━━━━━ TEXTO

(El Parlamento visto de perfil.)
Entre los muchos atractivos del régimen parlamentario no es el menor éste: nunca se
sabe de seguro cuándo van a pasar las cosas. Una corrida de toros nunca se retrasa cinco
minutos; una función de teatro no se demora más de quince; una española no se hace
esperar a una cita más allá de hora y media. Pero en el Parlamento lo mismo pueden pasar
las cosas hoy que la semana que viene, que dentro de un mes.
Se discute, por ejemplo, acerca de una interpelación sobre el cultivo del calabacín.
El jefe de una minoría decide que, en nombre de ella, intervenga el novel diputado señor
Equis. Y el señor Equis se apresta a esgrimir sus primeras armas parlamentarias.
El señor Equis, agazapado en su escaño, tiene ya preparado el discurso. Aguarda el
momento de pedir la palabra. Tiembla y vacila. Un escalofrío le corre a veces desde la
nuca hasta el almohadón de terciopelo de su escaño. La discusión prosigue. El orador de
turno emite un concepto que da pie al señor Equis para pedir la palabra. El señor Equis
quiere decir:
¡Pido la palabra!
Pero la voz se le resiste. Una timidez insuperable le contiene. El señor Equis lucha
consigo mismo. Por fin se decide. Cuando se decide, el orador de turno está hablando ya
de otra cosa que no tiene nada que ver con el señor Equis. Pero el señor Equis va
decidido, levanta un dedo, mira al presidente y, con humildad, dice:
Pido la palabra.
El orador suspende un instante su discurso, se vuelve hacia el señor Equis y le
contempla como diciendo:
¿Por qué se le habrá ocurrido pedir la palabra a este señor?

━━━━━━━━━━
━━━━━ MATERIAL ENTREGADO

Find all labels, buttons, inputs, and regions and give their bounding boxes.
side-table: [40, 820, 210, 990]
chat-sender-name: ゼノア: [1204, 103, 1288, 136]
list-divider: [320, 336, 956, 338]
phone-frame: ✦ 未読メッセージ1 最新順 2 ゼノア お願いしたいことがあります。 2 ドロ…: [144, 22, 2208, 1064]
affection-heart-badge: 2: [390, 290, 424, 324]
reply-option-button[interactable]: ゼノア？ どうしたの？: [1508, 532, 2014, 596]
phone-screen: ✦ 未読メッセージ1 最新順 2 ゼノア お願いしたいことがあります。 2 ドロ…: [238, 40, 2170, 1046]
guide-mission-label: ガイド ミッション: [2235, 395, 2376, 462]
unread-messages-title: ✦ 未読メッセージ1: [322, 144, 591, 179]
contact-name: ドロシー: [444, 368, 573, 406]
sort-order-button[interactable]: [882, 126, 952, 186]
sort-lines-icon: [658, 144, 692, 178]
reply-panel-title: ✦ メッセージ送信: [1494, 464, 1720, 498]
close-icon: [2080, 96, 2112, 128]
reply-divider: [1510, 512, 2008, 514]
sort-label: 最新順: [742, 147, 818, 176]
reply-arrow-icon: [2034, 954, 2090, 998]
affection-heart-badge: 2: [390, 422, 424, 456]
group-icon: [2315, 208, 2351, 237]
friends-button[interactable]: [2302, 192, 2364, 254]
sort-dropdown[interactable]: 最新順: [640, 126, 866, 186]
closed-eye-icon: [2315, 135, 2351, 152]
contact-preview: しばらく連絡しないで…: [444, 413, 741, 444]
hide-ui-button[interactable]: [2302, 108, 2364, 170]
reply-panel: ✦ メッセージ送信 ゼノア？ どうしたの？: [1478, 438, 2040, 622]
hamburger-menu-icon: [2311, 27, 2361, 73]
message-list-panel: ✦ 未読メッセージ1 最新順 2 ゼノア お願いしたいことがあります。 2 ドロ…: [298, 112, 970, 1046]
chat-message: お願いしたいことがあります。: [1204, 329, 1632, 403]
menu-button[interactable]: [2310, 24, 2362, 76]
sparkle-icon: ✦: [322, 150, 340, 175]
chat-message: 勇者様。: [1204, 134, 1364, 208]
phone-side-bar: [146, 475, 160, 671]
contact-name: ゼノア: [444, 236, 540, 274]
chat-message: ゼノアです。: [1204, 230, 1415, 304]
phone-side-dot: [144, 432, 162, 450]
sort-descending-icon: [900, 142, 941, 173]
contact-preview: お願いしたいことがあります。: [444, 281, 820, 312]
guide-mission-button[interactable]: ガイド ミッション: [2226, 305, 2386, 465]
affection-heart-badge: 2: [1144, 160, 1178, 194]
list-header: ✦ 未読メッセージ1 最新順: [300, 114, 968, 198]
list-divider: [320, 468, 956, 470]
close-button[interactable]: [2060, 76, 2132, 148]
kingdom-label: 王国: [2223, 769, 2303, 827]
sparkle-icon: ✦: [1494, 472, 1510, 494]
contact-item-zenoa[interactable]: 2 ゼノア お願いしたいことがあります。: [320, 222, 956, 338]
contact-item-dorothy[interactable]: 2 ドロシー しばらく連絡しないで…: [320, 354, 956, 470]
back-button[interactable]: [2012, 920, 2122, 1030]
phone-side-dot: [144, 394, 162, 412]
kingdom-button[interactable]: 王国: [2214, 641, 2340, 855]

━━━━━━━━━━

## TAREA 1
En el texto sobre el Parlamento, ¿de qué trata la interpelación que se discute?
## TAREA 2
Copia palabra por palabra el pasaje del texto sobre el Parlamento que va entre "El jefe de una" y "Pido la palabra.", ambos incluidos.

## RESPUESTA CORRECTA 1
Del cultivo del calabacín.

## RESPUESTA CORRECTA 2
El jefe de una minoría decide que, en nombre de ella, intervenga el novel diputado señor
Equis. Y el señor Equis se apresta a esgrimir sus primeras armas parlamentarias.
El señor Equis, agazapado en su escaño, tiene ya preparado el discurso. Aguarda el
momento de pedir la palabra. Tiembla y vacila. Un escalofrío le corre a veces desde la
nuca hasta el almohadón de terciopelo de su escaño. La discusión prosigue. El orador de
turno emite un concepto que da pie al señor Equis para pedir la palabra. El señor Equis
quiere decir:
¡Pido la palabra!
Pero la voz se le resiste. Una timidez insuperable le contiene. El señor Equis lucha
consigo mismo. Por fin se decide. Cuando se decide, el orador de turno está hablando ya
de otra cosa que no tiene nada que ver con el señor Equis. Pero el señor Equis va
decidido, levanta un dedo, mira al presidente y, con humildad, dice:
Pido la palabra.